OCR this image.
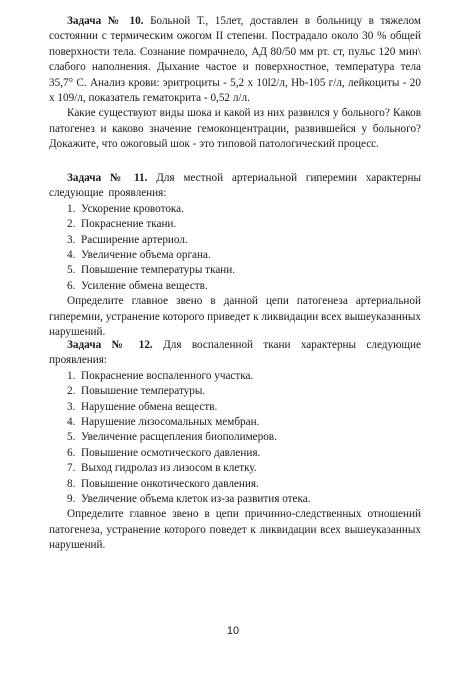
Задача № 10. Больной Т., 15лет, доставлен в больницу в тяжелом состоянии с термическим ожогом II степени. Пострадало около 30 % общей поверхности тела. Сознание помрачнело, АД 80/50 мм рт. ст, пульс 120 мин\ слабого наполнения. Дыхание частое и поверхностное, температура тела 35,7° С. Анализ крови: эритроциты - 5,2 х 10l2/л, Hb-105 г/л, лейкоциты - 20 х 109/л, показатель гематокрита - 0,52 л/л.

Какие существуют виды шока и какой из них развился у больного? Каков патогенез и каково значение гемоконцентрации, развившейся у больного? Докажите, что ожоговый шок - это типовой патологический процесс.

Задача № 11. Для местной артериальной гиперемии характерны следующие проявления:

1. Ускорение кровотока.
2. Покраснение ткани.
3. Расширение артериол.
4. Увеличение объема органа.
5. Повышение температуры ткани.
6. Усиление обмена веществ.

Определите главное звено в данной цепи патогенеза артериальной гиперемии, устранение которого приведет к ликвидации всех вышеуказанных нарушений.

Задача № 12. Для воспаленной ткани характерны следующие проявления:

1. Покраснение воспаленного участка.
2. Повышение температуры.
3. Нарушение обмена веществ.
4. Нарушение лизосомальных мембран.
5. Увеличение расщепления биополимеров.
6. Повышение осмотического давления.
7. Выход гидролаз из лизосом в клетку.
8. Повышение онкотического давления.
9. Увеличение объема клеток из-за развития отека.

Определите главное звено в цепи причинно-следственных отношений патогенеза, устранение которого поведет к ликвидации всех вышеуказанных нарушений.

10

----

Above are some records. Count the lines among them with the word "ликвидации", and answer with the number only.

2